§ **What the exercise asks**
Print the records below word for word, but leave out the pictures.
"""
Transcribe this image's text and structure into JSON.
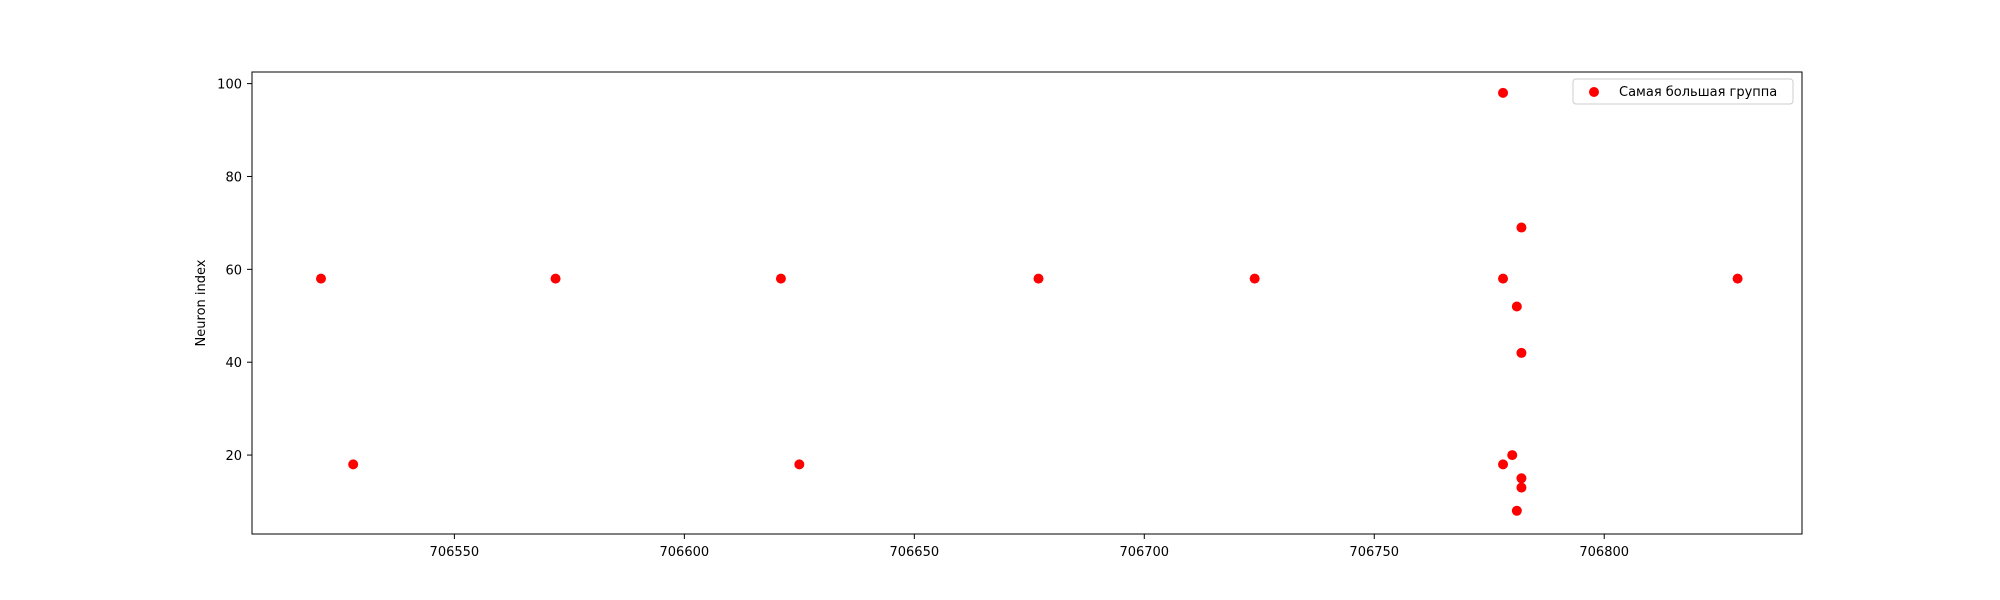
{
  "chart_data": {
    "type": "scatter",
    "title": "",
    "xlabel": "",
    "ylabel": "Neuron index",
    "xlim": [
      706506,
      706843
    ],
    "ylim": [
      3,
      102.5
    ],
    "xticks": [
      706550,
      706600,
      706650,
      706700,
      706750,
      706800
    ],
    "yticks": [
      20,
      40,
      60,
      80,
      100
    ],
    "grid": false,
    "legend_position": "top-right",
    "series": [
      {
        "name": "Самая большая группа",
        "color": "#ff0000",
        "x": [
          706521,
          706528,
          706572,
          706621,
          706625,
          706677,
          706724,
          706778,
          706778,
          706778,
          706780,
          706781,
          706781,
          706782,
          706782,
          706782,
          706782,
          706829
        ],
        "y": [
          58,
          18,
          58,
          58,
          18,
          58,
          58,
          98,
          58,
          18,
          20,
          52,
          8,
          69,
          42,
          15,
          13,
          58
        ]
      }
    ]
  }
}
"""
§ **Response to this task**
Transcribe this image's text and structure into JSON.
{
  "chart_data": {
    "type": "scatter",
    "title": "",
    "xlabel": "",
    "ylabel": "Neuron index",
    "xlim": [
      706506,
      706843
    ],
    "ylim": [
      3,
      102.5
    ],
    "xticks": [
      706550,
      706600,
      706650,
      706700,
      706750,
      706800
    ],
    "yticks": [
      20,
      40,
      60,
      80,
      100
    ],
    "grid": false,
    "legend_position": "top-right",
    "series": [
      {
        "name": "Самая большая группа",
        "color": "#ff0000",
        "x": [
          706521,
          706528,
          706572,
          706621,
          706625,
          706677,
          706724,
          706778,
          706778,
          706778,
          706780,
          706781,
          706781,
          706782,
          706782,
          706782,
          706782,
          706829
        ],
        "y": [
          58,
          18,
          58,
          58,
          18,
          58,
          58,
          98,
          58,
          18,
          20,
          52,
          8,
          69,
          42,
          15,
          13,
          58
        ]
      }
    ]
  }
}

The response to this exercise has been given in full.